***** ENTRIES

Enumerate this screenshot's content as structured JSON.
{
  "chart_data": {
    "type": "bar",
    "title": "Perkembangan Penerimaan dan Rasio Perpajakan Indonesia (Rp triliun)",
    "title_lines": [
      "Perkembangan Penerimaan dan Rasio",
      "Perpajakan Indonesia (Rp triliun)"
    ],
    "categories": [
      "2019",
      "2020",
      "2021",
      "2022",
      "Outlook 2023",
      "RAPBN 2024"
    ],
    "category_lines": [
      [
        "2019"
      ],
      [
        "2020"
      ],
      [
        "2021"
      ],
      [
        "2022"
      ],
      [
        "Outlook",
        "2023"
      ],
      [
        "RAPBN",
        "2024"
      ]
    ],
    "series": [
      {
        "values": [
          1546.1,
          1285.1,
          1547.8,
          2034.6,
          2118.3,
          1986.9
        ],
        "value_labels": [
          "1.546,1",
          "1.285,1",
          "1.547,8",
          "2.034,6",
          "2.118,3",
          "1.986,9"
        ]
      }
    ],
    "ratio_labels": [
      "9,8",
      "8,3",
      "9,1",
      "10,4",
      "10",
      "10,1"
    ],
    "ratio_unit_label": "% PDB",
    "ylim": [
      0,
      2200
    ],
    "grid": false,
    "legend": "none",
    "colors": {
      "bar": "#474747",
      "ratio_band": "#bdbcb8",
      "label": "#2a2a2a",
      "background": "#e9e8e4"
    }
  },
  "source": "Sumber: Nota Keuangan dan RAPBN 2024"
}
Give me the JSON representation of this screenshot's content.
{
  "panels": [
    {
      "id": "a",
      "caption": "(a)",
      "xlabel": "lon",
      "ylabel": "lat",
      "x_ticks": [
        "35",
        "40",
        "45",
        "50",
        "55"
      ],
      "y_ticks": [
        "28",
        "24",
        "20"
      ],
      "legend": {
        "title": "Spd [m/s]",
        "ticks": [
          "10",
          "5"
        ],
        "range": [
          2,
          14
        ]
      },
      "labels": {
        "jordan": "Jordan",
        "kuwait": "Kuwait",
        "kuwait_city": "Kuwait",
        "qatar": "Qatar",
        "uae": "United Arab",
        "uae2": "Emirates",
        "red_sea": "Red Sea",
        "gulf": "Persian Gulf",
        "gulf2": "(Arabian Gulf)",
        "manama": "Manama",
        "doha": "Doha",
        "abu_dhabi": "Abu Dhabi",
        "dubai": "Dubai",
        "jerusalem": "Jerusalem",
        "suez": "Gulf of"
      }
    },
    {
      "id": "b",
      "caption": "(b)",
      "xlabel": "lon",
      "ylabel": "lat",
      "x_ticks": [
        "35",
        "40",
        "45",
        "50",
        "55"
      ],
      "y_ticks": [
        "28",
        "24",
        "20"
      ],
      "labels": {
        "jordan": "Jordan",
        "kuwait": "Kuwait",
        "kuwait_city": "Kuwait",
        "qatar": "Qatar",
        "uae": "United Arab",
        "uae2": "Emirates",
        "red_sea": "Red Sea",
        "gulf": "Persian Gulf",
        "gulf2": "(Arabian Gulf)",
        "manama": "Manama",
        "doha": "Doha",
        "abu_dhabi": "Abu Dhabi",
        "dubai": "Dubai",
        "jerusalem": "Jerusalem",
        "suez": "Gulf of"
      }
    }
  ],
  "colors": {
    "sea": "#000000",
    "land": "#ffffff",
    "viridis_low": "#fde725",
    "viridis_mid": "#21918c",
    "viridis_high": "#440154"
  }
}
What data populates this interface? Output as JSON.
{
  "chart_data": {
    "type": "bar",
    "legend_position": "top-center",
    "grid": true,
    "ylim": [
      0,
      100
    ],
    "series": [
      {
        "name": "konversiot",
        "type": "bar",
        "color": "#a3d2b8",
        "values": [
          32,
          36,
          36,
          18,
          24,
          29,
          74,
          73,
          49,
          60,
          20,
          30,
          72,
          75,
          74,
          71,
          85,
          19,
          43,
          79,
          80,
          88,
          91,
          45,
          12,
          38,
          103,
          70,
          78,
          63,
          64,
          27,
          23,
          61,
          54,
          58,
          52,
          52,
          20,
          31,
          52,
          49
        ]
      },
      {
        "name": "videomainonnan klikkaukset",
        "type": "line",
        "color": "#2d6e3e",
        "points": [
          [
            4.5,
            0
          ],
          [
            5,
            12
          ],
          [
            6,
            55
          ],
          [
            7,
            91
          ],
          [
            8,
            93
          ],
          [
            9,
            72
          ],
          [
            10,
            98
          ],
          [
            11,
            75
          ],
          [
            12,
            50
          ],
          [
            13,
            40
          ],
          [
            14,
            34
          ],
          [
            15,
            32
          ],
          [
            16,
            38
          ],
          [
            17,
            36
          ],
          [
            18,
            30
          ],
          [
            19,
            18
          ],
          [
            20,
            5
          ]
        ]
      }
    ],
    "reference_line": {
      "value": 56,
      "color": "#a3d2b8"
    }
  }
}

**********

WHAT THIS TASK INVOLVES
Extract the entries above verbatim.

SOLUTION TO THE PROBLEM
Enumerate this screenshot's content as structured JSON.
{
  "chart_data": {
    "type": "bar",
    "title": "Perkembangan Penerimaan dan Rasio Perpajakan Indonesia (Rp triliun)",
    "title_lines": [
      "Perkembangan Penerimaan dan Rasio",
      "Perpajakan Indonesia (Rp triliun)"
    ],
    "categories": [
      "2019",
      "2020",
      "2021",
      "2022",
      "Outlook 2023",
      "RAPBN 2024"
    ],
    "category_lines": [
      [
        "2019"
      ],
      [
        "2020"
      ],
      [
        "2021"
      ],
      [
        "2022"
      ],
      [
        "Outlook",
        "2023"
      ],
      [
        "RAPBN",
        "2024"
      ]
    ],
    "series": [
      {
        "values": [
          1546.1,
          1285.1,
          1547.8,
          2034.6,
          2118.3,
          1986.9
        ],
        "value_labels": [
          "1.546,1",
          "1.285,1",
          "1.547,8",
          "2.034,6",
          "2.118,3",
          "1.986,9"
        ]
      }
    ],
    "ratio_labels": [
      "9,8",
      "8,3",
      "9,1",
      "10,4",
      "10",
      "10,1"
    ],
    "ratio_unit_label": "% PDB",
    "ylim": [
      0,
      2200
    ],
    "grid": false,
    "legend": "none",
    "colors": {
      "bar": "#474747",
      "ratio_band": "#bdbcb8",
      "label": "#2a2a2a",
      "background": "#e9e8e4"
    }
  },
  "source": "Sumber: Nota Keuangan dan RAPBN 2024"
}
Give me the JSON representation of this screenshot's content.
{
  "panels": [
    {
      "id": "a",
      "caption": "(a)",
      "xlabel": "lon",
      "ylabel": "lat",
      "x_ticks": [
        "35",
        "40",
        "45",
        "50",
        "55"
      ],
      "y_ticks": [
        "28",
        "24",
        "20"
      ],
      "legend": {
        "title": "Spd [m/s]",
        "ticks": [
          "10",
          "5"
        ],
        "range": [
          2,
          14
        ]
      },
      "labels": {
        "jordan": "Jordan",
        "kuwait": "Kuwait",
        "kuwait_city": "Kuwait",
        "qatar": "Qatar",
        "uae": "United Arab",
        "uae2": "Emirates",
        "red_sea": "Red Sea",
        "gulf": "Persian Gulf",
        "gulf2": "(Arabian Gulf)",
        "manama": "Manama",
        "doha": "Doha",
        "abu_dhabi": "Abu Dhabi",
        "dubai": "Dubai",
        "jerusalem": "Jerusalem",
        "suez": "Gulf of"
      }
    },
    {
      "id": "b",
      "caption": "(b)",
      "xlabel": "lon",
      "ylabel": "lat",
      "x_ticks": [
        "35",
        "40",
        "45",
        "50",
        "55"
      ],
      "y_ticks": [
        "28",
        "24",
        "20"
      ],
      "labels": {
        "jordan": "Jordan",
        "kuwait": "Kuwait",
        "kuwait_city": "Kuwait",
        "qatar": "Qatar",
        "uae": "United Arab",
        "uae2": "Emirates",
        "red_sea": "Red Sea",
        "gulf": "Persian Gulf",
        "gulf2": "(Arabian Gulf)",
        "manama": "Manama",
        "doha": "Doha",
        "abu_dhabi": "Abu Dhabi",
        "dubai": "Dubai",
        "jerusalem": "Jerusalem",
        "suez": "Gulf of"
      }
    }
  ],
  "colors": {
    "sea": "#000000",
    "land": "#ffffff",
    "viridis_low": "#fde725",
    "viridis_mid": "#21918c",
    "viridis_high": "#440154"
  }
}
What data populates this interface? Output as JSON.
{
  "chart_data": {
    "type": "bar",
    "legend_position": "top-center",
    "grid": true,
    "ylim": [
      0,
      100
    ],
    "series": [
      {
        "name": "konversiot",
        "type": "bar",
        "color": "#a3d2b8",
        "values": [
          32,
          36,
          36,
          18,
          24,
          29,
          74,
          73,
          49,
          60,
          20,
          30,
          72,
          75,
          74,
          71,
          85,
          19,
          43,
          79,
          80,
          88,
          91,
          45,
          12,
          38,
          103,
          70,
          78,
          63,
          64,
          27,
          23,
          61,
          54,
          58,
          52,
          52,
          20,
          31,
          52,
          49
        ]
      },
      {
        "name": "videomainonnan klikkaukset",
        "type": "line",
        "color": "#2d6e3e",
        "points": [
          [
            4.5,
            0
          ],
          [
            5,
            12
          ],
          [
            6,
            55
          ],
          [
            7,
            91
          ],
          [
            8,
            93
          ],
          [
            9,
            72
          ],
          [
            10,
            98
          ],
          [
            11,
            75
          ],
          [
            12,
            50
          ],
          [
            13,
            40
          ],
          [
            14,
            34
          ],
          [
            15,
            32
          ],
          [
            16,
            38
          ],
          [
            17,
            36
          ],
          [
            18,
            30
          ],
          [
            19,
            18
          ],
          [
            20,
            5
          ]
        ]
      }
    ],
    "reference_line": {
      "value": 56,
      "color": "#a3d2b8"
    }
  }
}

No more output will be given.